-- start Provided information --
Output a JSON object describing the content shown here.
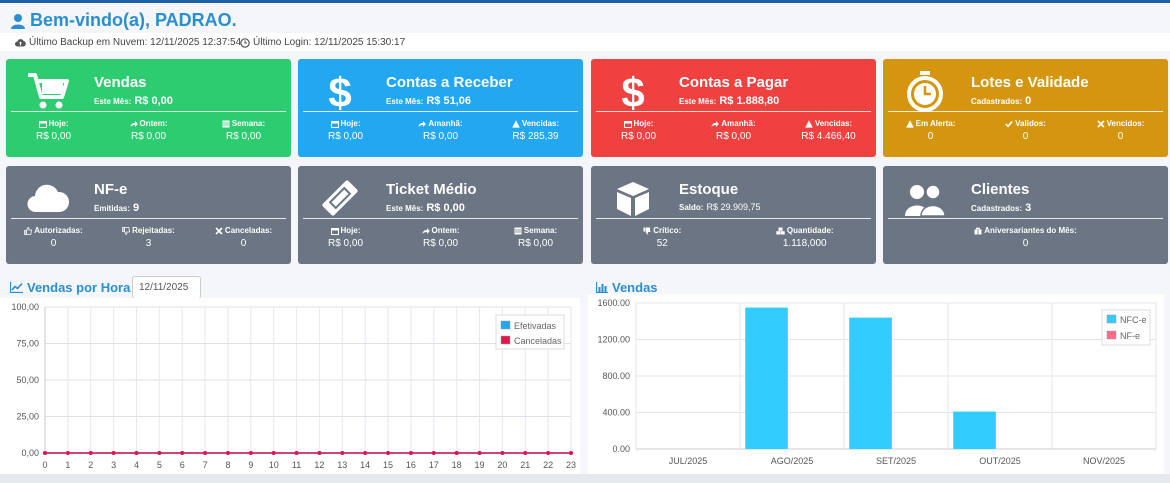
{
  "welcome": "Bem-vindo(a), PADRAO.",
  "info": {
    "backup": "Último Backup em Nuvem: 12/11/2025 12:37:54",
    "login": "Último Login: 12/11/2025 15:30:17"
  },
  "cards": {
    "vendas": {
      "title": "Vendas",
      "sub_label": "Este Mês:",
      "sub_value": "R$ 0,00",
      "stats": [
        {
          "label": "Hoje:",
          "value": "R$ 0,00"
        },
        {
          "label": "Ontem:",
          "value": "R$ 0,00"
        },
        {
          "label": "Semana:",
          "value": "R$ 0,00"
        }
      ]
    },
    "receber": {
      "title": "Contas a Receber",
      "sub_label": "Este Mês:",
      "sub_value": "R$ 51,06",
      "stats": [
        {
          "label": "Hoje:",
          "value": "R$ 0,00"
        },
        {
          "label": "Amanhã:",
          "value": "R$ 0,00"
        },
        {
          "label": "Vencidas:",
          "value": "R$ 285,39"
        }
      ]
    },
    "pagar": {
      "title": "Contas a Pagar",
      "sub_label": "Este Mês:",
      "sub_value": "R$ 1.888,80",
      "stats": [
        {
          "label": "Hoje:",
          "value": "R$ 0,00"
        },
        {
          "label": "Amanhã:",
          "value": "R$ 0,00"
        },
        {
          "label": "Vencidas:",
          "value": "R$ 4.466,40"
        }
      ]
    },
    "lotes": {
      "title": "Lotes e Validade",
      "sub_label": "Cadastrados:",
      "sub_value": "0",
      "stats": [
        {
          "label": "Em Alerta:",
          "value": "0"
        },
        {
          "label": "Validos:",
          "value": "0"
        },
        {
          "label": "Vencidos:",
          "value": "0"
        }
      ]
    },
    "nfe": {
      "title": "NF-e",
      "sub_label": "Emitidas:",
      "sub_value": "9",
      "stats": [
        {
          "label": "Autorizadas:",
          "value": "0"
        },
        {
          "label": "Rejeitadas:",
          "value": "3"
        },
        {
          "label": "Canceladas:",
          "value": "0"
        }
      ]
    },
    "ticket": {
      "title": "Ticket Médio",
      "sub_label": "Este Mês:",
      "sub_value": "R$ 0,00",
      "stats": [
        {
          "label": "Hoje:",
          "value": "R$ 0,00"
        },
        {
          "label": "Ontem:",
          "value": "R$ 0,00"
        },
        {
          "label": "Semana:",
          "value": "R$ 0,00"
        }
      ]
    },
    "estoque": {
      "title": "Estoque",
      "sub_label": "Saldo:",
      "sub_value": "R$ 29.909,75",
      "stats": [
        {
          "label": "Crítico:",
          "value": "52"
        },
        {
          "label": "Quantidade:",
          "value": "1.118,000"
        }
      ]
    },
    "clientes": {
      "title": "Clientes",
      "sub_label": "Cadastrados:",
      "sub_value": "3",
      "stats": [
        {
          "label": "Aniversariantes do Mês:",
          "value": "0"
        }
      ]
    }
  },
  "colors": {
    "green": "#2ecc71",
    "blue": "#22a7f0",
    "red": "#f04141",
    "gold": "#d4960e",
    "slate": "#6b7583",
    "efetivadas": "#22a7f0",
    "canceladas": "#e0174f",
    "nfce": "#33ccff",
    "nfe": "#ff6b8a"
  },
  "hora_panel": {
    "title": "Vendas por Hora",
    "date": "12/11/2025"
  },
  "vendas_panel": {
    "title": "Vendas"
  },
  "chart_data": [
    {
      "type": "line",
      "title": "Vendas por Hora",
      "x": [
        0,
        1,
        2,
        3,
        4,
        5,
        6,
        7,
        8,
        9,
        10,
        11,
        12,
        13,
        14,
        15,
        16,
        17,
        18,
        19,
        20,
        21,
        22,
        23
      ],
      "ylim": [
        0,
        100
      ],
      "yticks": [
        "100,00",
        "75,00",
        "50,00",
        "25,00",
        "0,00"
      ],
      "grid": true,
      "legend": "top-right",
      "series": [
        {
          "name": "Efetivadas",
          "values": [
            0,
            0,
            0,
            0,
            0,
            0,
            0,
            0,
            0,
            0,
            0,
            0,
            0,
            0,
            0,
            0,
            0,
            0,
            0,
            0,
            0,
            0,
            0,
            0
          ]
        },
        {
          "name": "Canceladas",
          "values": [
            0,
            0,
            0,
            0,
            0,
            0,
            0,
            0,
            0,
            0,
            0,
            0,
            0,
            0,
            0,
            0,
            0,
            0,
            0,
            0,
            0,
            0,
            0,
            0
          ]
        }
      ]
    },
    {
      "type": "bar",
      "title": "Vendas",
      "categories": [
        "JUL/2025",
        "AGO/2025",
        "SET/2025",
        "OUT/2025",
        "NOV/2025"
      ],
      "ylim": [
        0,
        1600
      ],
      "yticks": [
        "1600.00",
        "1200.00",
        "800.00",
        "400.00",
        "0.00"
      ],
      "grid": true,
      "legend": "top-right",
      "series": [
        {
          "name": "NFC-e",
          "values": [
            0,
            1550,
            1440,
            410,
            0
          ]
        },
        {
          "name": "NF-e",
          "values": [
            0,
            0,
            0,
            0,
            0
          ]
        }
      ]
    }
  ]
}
-- end Provided information --
» What you will do: Return each line from the material above exactly, but not the pictures.

» Expected answer:
Output a JSON object describing the content shown here.
{
  "welcome": "Bem-vindo(a), PADRAO.",
  "info": {
    "backup": "Último Backup em Nuvem: 12/11/2025 12:37:54",
    "login": "Último Login: 12/11/2025 15:30:17"
  },
  "cards": {
    "vendas": {
      "title": "Vendas",
      "sub_label": "Este Mês:",
      "sub_value": "R$ 0,00",
      "stats": [
        {
          "label": "Hoje:",
          "value": "R$ 0,00"
        },
        {
          "label": "Ontem:",
          "value": "R$ 0,00"
        },
        {
          "label": "Semana:",
          "value": "R$ 0,00"
        }
      ]
    },
    "receber": {
      "title": "Contas a Receber",
      "sub_label": "Este Mês:",
      "sub_value": "R$ 51,06",
      "stats": [
        {
          "label": "Hoje:",
          "value": "R$ 0,00"
        },
        {
          "label": "Amanhã:",
          "value": "R$ 0,00"
        },
        {
          "label": "Vencidas:",
          "value": "R$ 285,39"
        }
      ]
    },
    "pagar": {
      "title": "Contas a Pagar",
      "sub_label": "Este Mês:",
      "sub_value": "R$ 1.888,80",
      "stats": [
        {
          "label": "Hoje:",
          "value": "R$ 0,00"
        },
        {
          "label": "Amanhã:",
          "value": "R$ 0,00"
        },
        {
          "label": "Vencidas:",
          "value": "R$ 4.466,40"
        }
      ]
    },
    "lotes": {
      "title": "Lotes e Validade",
      "sub_label": "Cadastrados:",
      "sub_value": "0",
      "stats": [
        {
          "label": "Em Alerta:",
          "value": "0"
        },
        {
          "label": "Validos:",
          "value": "0"
        },
        {
          "label": "Vencidos:",
          "value": "0"
        }
      ]
    },
    "nfe": {
      "title": "NF-e",
      "sub_label": "Emitidas:",
      "sub_value": "9",
      "stats": [
        {
          "label": "Autorizadas:",
          "value": "0"
        },
        {
          "label": "Rejeitadas:",
          "value": "3"
        },
        {
          "label": "Canceladas:",
          "value": "0"
        }
      ]
    },
    "ticket": {
      "title": "Ticket Médio",
      "sub_label": "Este Mês:",
      "sub_value": "R$ 0,00",
      "stats": [
        {
          "label": "Hoje:",
          "value": "R$ 0,00"
        },
        {
          "label": "Ontem:",
          "value": "R$ 0,00"
        },
        {
          "label": "Semana:",
          "value": "R$ 0,00"
        }
      ]
    },
    "estoque": {
      "title": "Estoque",
      "sub_label": "Saldo:",
      "sub_value": "R$ 29.909,75",
      "stats": [
        {
          "label": "Crítico:",
          "value": "52"
        },
        {
          "label": "Quantidade:",
          "value": "1.118,000"
        }
      ]
    },
    "clientes": {
      "title": "Clientes",
      "sub_label": "Cadastrados:",
      "sub_value": "3",
      "stats": [
        {
          "label": "Aniversariantes do Mês:",
          "value": "0"
        }
      ]
    }
  },
  "colors": {
    "green": "#2ecc71",
    "blue": "#22a7f0",
    "red": "#f04141",
    "gold": "#d4960e",
    "slate": "#6b7583",
    "efetivadas": "#22a7f0",
    "canceladas": "#e0174f",
    "nfce": "#33ccff",
    "nfe": "#ff6b8a"
  },
  "hora_panel": {
    "title": "Vendas por Hora",
    "date": "12/11/2025"
  },
  "vendas_panel": {
    "title": "Vendas"
  },
  "chart_data": [
    {
      "type": "line",
      "title": "Vendas por Hora",
      "x": [
        0,
        1,
        2,
        3,
        4,
        5,
        6,
        7,
        8,
        9,
        10,
        11,
        12,
        13,
        14,
        15,
        16,
        17,
        18,
        19,
        20,
        21,
        22,
        23
      ],
      "ylim": [
        0,
        100
      ],
      "yticks": [
        "100,00",
        "75,00",
        "50,00",
        "25,00",
        "0,00"
      ],
      "grid": true,
      "legend": "top-right",
      "series": [
        {
          "name": "Efetivadas",
          "values": [
            0,
            0,
            0,
            0,
            0,
            0,
            0,
            0,
            0,
            0,
            0,
            0,
            0,
            0,
            0,
            0,
            0,
            0,
            0,
            0,
            0,
            0,
            0,
            0
          ]
        },
        {
          "name": "Canceladas",
          "values": [
            0,
            0,
            0,
            0,
            0,
            0,
            0,
            0,
            0,
            0,
            0,
            0,
            0,
            0,
            0,
            0,
            0,
            0,
            0,
            0,
            0,
            0,
            0,
            0
          ]
        }
      ]
    },
    {
      "type": "bar",
      "title": "Vendas",
      "categories": [
        "JUL/2025",
        "AGO/2025",
        "SET/2025",
        "OUT/2025",
        "NOV/2025"
      ],
      "ylim": [
        0,
        1600
      ],
      "yticks": [
        "1600.00",
        "1200.00",
        "800.00",
        "400.00",
        "0.00"
      ],
      "grid": true,
      "legend": "top-right",
      "series": [
        {
          "name": "NFC-e",
          "values": [
            0,
            1550,
            1440,
            410,
            0
          ]
        },
        {
          "name": "NF-e",
          "values": [
            0,
            0,
            0,
            0,
            0
          ]
        }
      ]
    }
  ]
}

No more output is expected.